**FRAGMENT TEKSTU:**

+-------+

W tym ostatnim stwierdzeniu może być trochę prawdy. Sam Karel Srba był agentem wywiadu wojskowego VZS, którego szef, Andor Sandor, został zdymisjonowany 25 lipca. Ministerstwo Obrony twierdzi, że nie ma to związku z aferą, lecz nie wszyscy w to wierzą. Jan Kavan, w przeszłości działacz opozycji demokratycznej, oskarżany jest o współpracę z komunistyczną policją STB. Z lustracji wyszedł wprawdzie obronną ręką, ale podejrzenia pozostały.
Czy obecnie służby specjalne wykorzystały głupotę i chciwość Karela Srby, aby skompromitować niewygodnych polityków? Wiadomo, że skandal poważnie zaszkodzi Kavanowi, parlamentarzyście i członkowi Konwentu Europejskiego przygotowującego reformę UE. Czy przypadkiem afera zaczęła się 9 lipca, w dniu, kiedy Kavan wybrany został w Nowym Jorku na przewodniczącego Zgromadzenia Ogólnego ONZ? W Pradze mnożą się głosy, że polityk, który długo tolerował w swym resorcie takiego zuchwałego aferzystę jak Karel Srba, nie powinien reprezentować Czech na arenie międzynarodowej. Prezydent Vaclav Havel poradził Kavanowi, by ten zastanowił się, czy z uwagi na swe niejasne kontakty i dziwną politykę personalną

nie powinien zrezygnować z niektórych stanowisk.

+-------+

**WYODRĘBNIONE WIERSZE:**
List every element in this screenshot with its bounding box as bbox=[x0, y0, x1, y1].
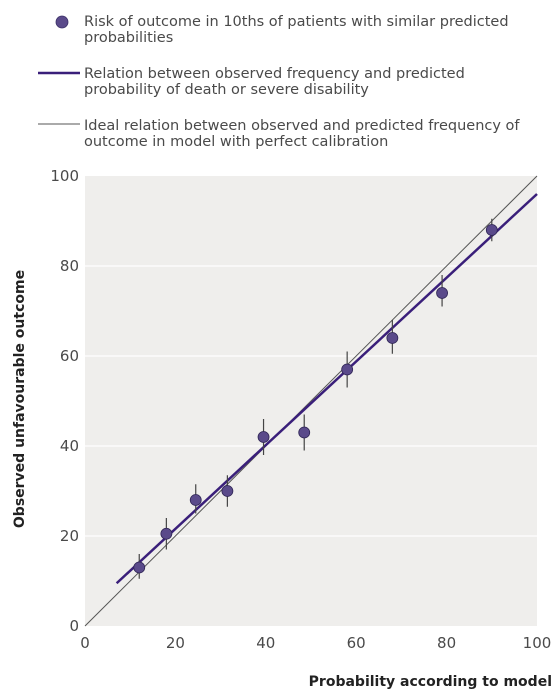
y-tick-label: 20 bbox=[60, 527, 79, 545]
x-tick-label: 20 bbox=[166, 634, 185, 652]
point-marker bbox=[258, 432, 269, 443]
point-marker bbox=[299, 427, 310, 438]
y-tick-label: 0 bbox=[69, 617, 79, 635]
x-axis-label: Probability according to model bbox=[309, 674, 552, 690]
x-tick-label: 100 bbox=[523, 634, 552, 652]
y-tick-label: 100 bbox=[50, 167, 79, 185]
point-marker bbox=[190, 495, 201, 506]
y-axis-label: Observed unfavourable outcome bbox=[12, 270, 28, 528]
x-tick-label: 80 bbox=[437, 634, 456, 652]
point-marker bbox=[161, 528, 172, 539]
x-tick-label: 40 bbox=[256, 634, 275, 652]
point-marker bbox=[134, 562, 145, 573]
y-tick-labels: 0 20 40 60 80 100 bbox=[50, 167, 79, 635]
x-tick-label: 60 bbox=[347, 634, 366, 652]
point-marker bbox=[222, 486, 233, 497]
point-marker bbox=[342, 364, 353, 375]
y-tick-label: 80 bbox=[60, 257, 79, 275]
point-marker bbox=[437, 288, 448, 299]
point-marker bbox=[486, 225, 497, 236]
y-tick-label: 40 bbox=[60, 437, 79, 455]
x-tick-labels: 0 20 40 60 80 100 bbox=[80, 634, 551, 652]
x-tick-label: 0 bbox=[80, 634, 90, 652]
y-tick-label: 60 bbox=[60, 347, 79, 365]
point-marker bbox=[387, 333, 398, 344]
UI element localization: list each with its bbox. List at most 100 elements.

+-------+

**POLECENIE 1:**
Wymień wszystkie osoby podane z imienia i nazwiska we fragmencie o aferze Karela Srby.
**POLECENIE 2:**
W wierszach zmień nazwę „point-marker” na „data-point”, a resztę przepisz bez zmian. Zacznij od wiersza zawierającego „y-tick-label: 20 bbox=[60, 527, 79, 545]” i skończ na wierszu z „point-marker bbox=[161, 528, 172, 539]”, podając tylko te wiersze.
Fragment tekstu i wiersze pochodzą z różnych źródeł.

**WYNIK ZADANIA 1:**
Karel Srba, Andor Sandor, Jan Kavan, Vaclav Havel

**WYNIK ZADANIA 2:**
y-tick-label: 20 bbox=[60, 527, 79, 545]
x-tick-label: 20 bbox=[166, 634, 185, 652]
data-point bbox=[258, 432, 269, 443]
data-point bbox=[299, 427, 310, 438]
y-tick-label: 0 bbox=[69, 617, 79, 635]
x-axis-label: Probability according to model bbox=[309, 674, 552, 690]
x-tick-label: 100 bbox=[523, 634, 552, 652]
y-tick-label: 100 bbox=[50, 167, 79, 185]
data-point bbox=[190, 495, 201, 506]
y-axis-label: Observed unfavourable outcome bbox=[12, 270, 28, 528]
x-tick-label: 80 bbox=[437, 634, 456, 652]
data-point bbox=[161, 528, 172, 539]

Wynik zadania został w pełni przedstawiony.